[Objective]: Copy out the material below in full, but not its images.

[Records provided]:
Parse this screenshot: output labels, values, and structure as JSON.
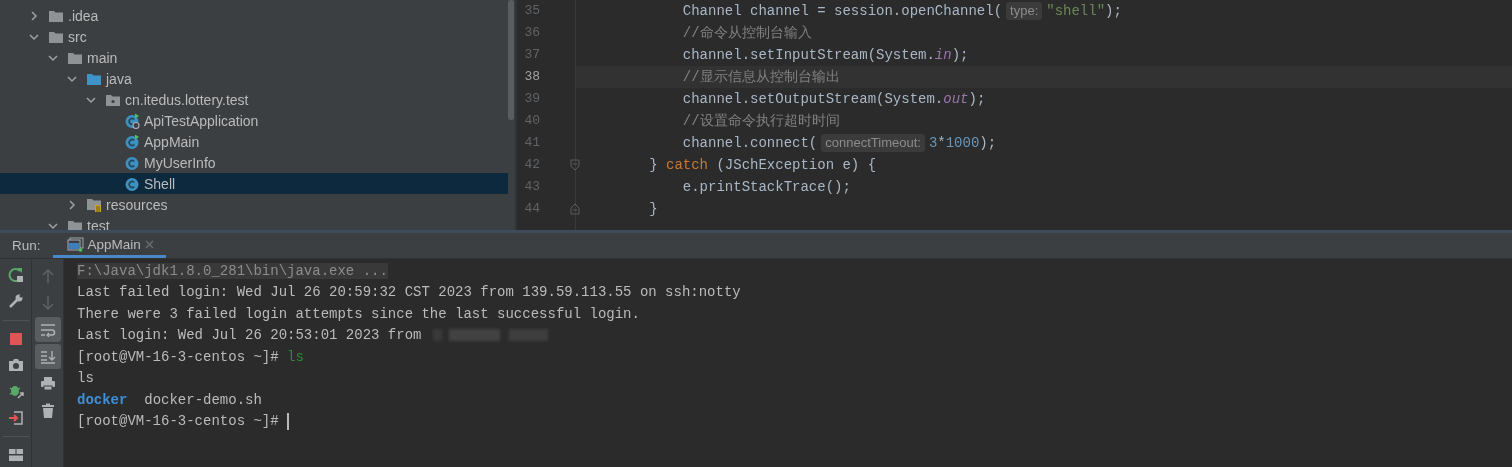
{
  "project_tree": [
    {
      "name": ".idea",
      "kind": "folder",
      "expanded": false,
      "selected": false
    },
    {
      "name": "src",
      "kind": "folder",
      "expanded": true,
      "selected": false,
      "children": [
        {
          "name": "main",
          "kind": "folder",
          "expanded": true,
          "selected": false,
          "children": [
            {
              "name": "java",
              "kind": "source-folder",
              "expanded": true,
              "selected": false,
              "children": [
                {
                  "name": "cn.itedus.lottery.test",
                  "kind": "package",
                  "expanded": true,
                  "selected": false,
                  "children": [
                    {
                      "name": "ApiTestApplication",
                      "kind": "spring-main-class",
                      "selected": false
                    },
                    {
                      "name": "AppMain",
                      "kind": "main-class",
                      "selected": false
                    },
                    {
                      "name": "MyUserInfo",
                      "kind": "class",
                      "selected": false
                    },
                    {
                      "name": "Shell",
                      "kind": "class",
                      "selected": true
                    }
                  ]
                }
              ]
            },
            {
              "name": "resources",
              "kind": "resources-folder",
              "expanded": false,
              "selected": false
            }
          ]
        },
        {
          "name": "test",
          "kind": "folder",
          "expanded": true,
          "selected": false
        }
      ]
    }
  ],
  "editor": {
    "lines": [
      {
        "number": "35",
        "current": false,
        "segments": [
          {
            "kind": "plain",
            "text": "            Channel channel = session.openChannel("
          },
          {
            "kind": "hint",
            "text": "type:"
          },
          {
            "kind": "string",
            "text": "\"shell\""
          },
          {
            "kind": "plain",
            "text": ");"
          }
        ]
      },
      {
        "number": "36",
        "current": false,
        "segments": [
          {
            "kind": "comment",
            "text": "            //命令从控制台输入"
          }
        ]
      },
      {
        "number": "37",
        "current": false,
        "segments": [
          {
            "kind": "plain",
            "text": "            channel.setInputStream(System."
          },
          {
            "kind": "field",
            "text": "in"
          },
          {
            "kind": "plain",
            "text": ");"
          }
        ]
      },
      {
        "number": "38",
        "current": true,
        "segments": [
          {
            "kind": "comment",
            "text": "            //显示信息从控制台输出"
          }
        ]
      },
      {
        "number": "39",
        "current": false,
        "segments": [
          {
            "kind": "plain",
            "text": "            channel.setOutputStream(System."
          },
          {
            "kind": "field",
            "text": "out"
          },
          {
            "kind": "plain",
            "text": ");"
          }
        ]
      },
      {
        "number": "40",
        "current": false,
        "segments": [
          {
            "kind": "comment",
            "text": "            //设置命令执行超时时间"
          }
        ]
      },
      {
        "number": "41",
        "current": false,
        "segments": [
          {
            "kind": "plain",
            "text": "            channel.connect("
          },
          {
            "kind": "hint",
            "text": "connectTimeout:"
          },
          {
            "kind": "number",
            "text": "3"
          },
          {
            "kind": "plain",
            "text": "*"
          },
          {
            "kind": "number",
            "text": "1000"
          },
          {
            "kind": "plain",
            "text": ");"
          }
        ]
      },
      {
        "number": "42",
        "current": false,
        "fold_start": true,
        "segments": [
          {
            "kind": "plain",
            "text": "        } "
          },
          {
            "kind": "keyword",
            "text": "catch"
          },
          {
            "kind": "plain",
            "text": " (JSchException e) {"
          }
        ]
      },
      {
        "number": "43",
        "current": false,
        "segments": [
          {
            "kind": "plain",
            "text": "            e.printStackTrace();"
          }
        ]
      },
      {
        "number": "44",
        "current": false,
        "fold_end": true,
        "segments": [
          {
            "kind": "plain",
            "text": "        }"
          }
        ]
      }
    ]
  },
  "run_panel": {
    "label": "Run:",
    "tabs": [
      {
        "title": "AppMain",
        "selected": true
      }
    ],
    "left_toolbar": [
      {
        "kind": "rerun"
      },
      {
        "kind": "settings"
      },
      {
        "kind": "separator"
      },
      {
        "kind": "stop"
      },
      {
        "kind": "camera"
      },
      {
        "kind": "debug-attach"
      },
      {
        "kind": "exit"
      },
      {
        "kind": "separator"
      },
      {
        "kind": "layout"
      }
    ],
    "right_toolbar": [
      {
        "kind": "up",
        "disabled": true,
        "on": false
      },
      {
        "kind": "down",
        "disabled": true,
        "on": false
      },
      {
        "kind": "soft-wrap",
        "disabled": false,
        "on": true
      },
      {
        "kind": "scroll-to-end",
        "disabled": false,
        "on": true
      },
      {
        "kind": "print",
        "disabled": false,
        "on": false
      },
      {
        "kind": "trash",
        "disabled": false,
        "on": false
      }
    ],
    "console": [
      {
        "kind": "command",
        "segments": [
          {
            "kind": "system",
            "text": "F:\\Java\\jdk1.8.0_281\\bin\\java.exe ..."
          }
        ]
      },
      {
        "kind": "output",
        "segments": [
          {
            "kind": "output",
            "text": "Last failed login: Wed Jul 26 20:59:32 CST 2023 from 139.59.113.55 on ssh:notty"
          }
        ]
      },
      {
        "kind": "output",
        "segments": [
          {
            "kind": "output",
            "text": "There were 3 failed login attempts since the last successful login."
          }
        ]
      },
      {
        "kind": "output",
        "redacted": true,
        "segments": [
          {
            "kind": "output",
            "text": "Last login: Wed Jul 26 20:53:01 2023 from"
          }
        ]
      },
      {
        "kind": "output",
        "segments": [
          {
            "kind": "output",
            "text": "[root@VM-16-3-centos ~]# "
          },
          {
            "kind": "input",
            "text": "ls"
          }
        ]
      },
      {
        "kind": "output",
        "segments": [
          {
            "kind": "output",
            "text": "ls"
          }
        ]
      },
      {
        "kind": "output",
        "segments": [
          {
            "kind": "directory",
            "text": "docker"
          },
          {
            "kind": "output",
            "text": "  docker-demo.sh"
          }
        ]
      },
      {
        "kind": "output",
        "cursor": true,
        "segments": [
          {
            "kind": "output",
            "text": "[root@VM-16-3-centos ~]# "
          }
        ]
      }
    ]
  }
}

[Final result]:
Parse this screenshot: output labels, values, and structure as JSON.
{
  "project_tree": [
    {
      "name": ".idea",
      "kind": "folder",
      "expanded": false,
      "selected": false
    },
    {
      "name": "src",
      "kind": "folder",
      "expanded": true,
      "selected": false,
      "children": [
        {
          "name": "main",
          "kind": "folder",
          "expanded": true,
          "selected": false,
          "children": [
            {
              "name": "java",
              "kind": "source-folder",
              "expanded": true,
              "selected": false,
              "children": [
                {
                  "name": "cn.itedus.lottery.test",
                  "kind": "package",
                  "expanded": true,
                  "selected": false,
                  "children": [
                    {
                      "name": "ApiTestApplication",
                      "kind": "spring-main-class",
                      "selected": false
                    },
                    {
                      "name": "AppMain",
                      "kind": "main-class",
                      "selected": false
                    },
                    {
                      "name": "MyUserInfo",
                      "kind": "class",
                      "selected": false
                    },
                    {
                      "name": "Shell",
                      "kind": "class",
                      "selected": true
                    }
                  ]
                }
              ]
            },
            {
              "name": "resources",
              "kind": "resources-folder",
              "expanded": false,
              "selected": false
            }
          ]
        },
        {
          "name": "test",
          "kind": "folder",
          "expanded": true,
          "selected": false
        }
      ]
    }
  ],
  "editor": {
    "lines": [
      {
        "number": "35",
        "current": false,
        "segments": [
          {
            "kind": "plain",
            "text": "            Channel channel = session.openChannel("
          },
          {
            "kind": "hint",
            "text": "type:"
          },
          {
            "kind": "string",
            "text": "\"shell\""
          },
          {
            "kind": "plain",
            "text": ");"
          }
        ]
      },
      {
        "number": "36",
        "current": false,
        "segments": [
          {
            "kind": "comment",
            "text": "            //命令从控制台输入"
          }
        ]
      },
      {
        "number": "37",
        "current": false,
        "segments": [
          {
            "kind": "plain",
            "text": "            channel.setInputStream(System."
          },
          {
            "kind": "field",
            "text": "in"
          },
          {
            "kind": "plain",
            "text": ");"
          }
        ]
      },
      {
        "number": "38",
        "current": true,
        "segments": [
          {
            "kind": "comment",
            "text": "            //显示信息从控制台输出"
          }
        ]
      },
      {
        "number": "39",
        "current": false,
        "segments": [
          {
            "kind": "plain",
            "text": "            channel.setOutputStream(System."
          },
          {
            "kind": "field",
            "text": "out"
          },
          {
            "kind": "plain",
            "text": ");"
          }
        ]
      },
      {
        "number": "40",
        "current": false,
        "segments": [
          {
            "kind": "comment",
            "text": "            //设置命令执行超时时间"
          }
        ]
      },
      {
        "number": "41",
        "current": false,
        "segments": [
          {
            "kind": "plain",
            "text": "            channel.connect("
          },
          {
            "kind": "hint",
            "text": "connectTimeout:"
          },
          {
            "kind": "number",
            "text": "3"
          },
          {
            "kind": "plain",
            "text": "*"
          },
          {
            "kind": "number",
            "text": "1000"
          },
          {
            "kind": "plain",
            "text": ");"
          }
        ]
      },
      {
        "number": "42",
        "current": false,
        "fold_start": true,
        "segments": [
          {
            "kind": "plain",
            "text": "        } "
          },
          {
            "kind": "keyword",
            "text": "catch"
          },
          {
            "kind": "plain",
            "text": " (JSchException e) {"
          }
        ]
      },
      {
        "number": "43",
        "current": false,
        "segments": [
          {
            "kind": "plain",
            "text": "            e.printStackTrace();"
          }
        ]
      },
      {
        "number": "44",
        "current": false,
        "fold_end": true,
        "segments": [
          {
            "kind": "plain",
            "text": "        }"
          }
        ]
      }
    ]
  },
  "run_panel": {
    "label": "Run:",
    "tabs": [
      {
        "title": "AppMain",
        "selected": true
      }
    ],
    "left_toolbar": [
      {
        "kind": "rerun"
      },
      {
        "kind": "settings"
      },
      {
        "kind": "separator"
      },
      {
        "kind": "stop"
      },
      {
        "kind": "camera"
      },
      {
        "kind": "debug-attach"
      },
      {
        "kind": "exit"
      },
      {
        "kind": "separator"
      },
      {
        "kind": "layout"
      }
    ],
    "right_toolbar": [
      {
        "kind": "up",
        "disabled": true,
        "on": false
      },
      {
        "kind": "down",
        "disabled": true,
        "on": false
      },
      {
        "kind": "soft-wrap",
        "disabled": false,
        "on": true
      },
      {
        "kind": "scroll-to-end",
        "disabled": false,
        "on": true
      },
      {
        "kind": "print",
        "disabled": false,
        "on": false
      },
      {
        "kind": "trash",
        "disabled": false,
        "on": false
      }
    ],
    "console": [
      {
        "kind": "command",
        "segments": [
          {
            "kind": "system",
            "text": "F:\\Java\\jdk1.8.0_281\\bin\\java.exe ..."
          }
        ]
      },
      {
        "kind": "output",
        "segments": [
          {
            "kind": "output",
            "text": "Last failed login: Wed Jul 26 20:59:32 CST 2023 from 139.59.113.55 on ssh:notty"
          }
        ]
      },
      {
        "kind": "output",
        "segments": [
          {
            "kind": "output",
            "text": "There were 3 failed login attempts since the last successful login."
          }
        ]
      },
      {
        "kind": "output",
        "redacted": true,
        "segments": [
          {
            "kind": "output",
            "text": "Last login: Wed Jul 26 20:53:01 2023 from"
          }
        ]
      },
      {
        "kind": "output",
        "segments": [
          {
            "kind": "output",
            "text": "[root@VM-16-3-centos ~]# "
          },
          {
            "kind": "input",
            "text": "ls"
          }
        ]
      },
      {
        "kind": "output",
        "segments": [
          {
            "kind": "output",
            "text": "ls"
          }
        ]
      },
      {
        "kind": "output",
        "segments": [
          {
            "kind": "directory",
            "text": "docker"
          },
          {
            "kind": "output",
            "text": "  docker-demo.sh"
          }
        ]
      },
      {
        "kind": "output",
        "cursor": true,
        "segments": [
          {
            "kind": "output",
            "text": "[root@VM-16-3-centos ~]# "
          }
        ]
      }
    ]
  }
}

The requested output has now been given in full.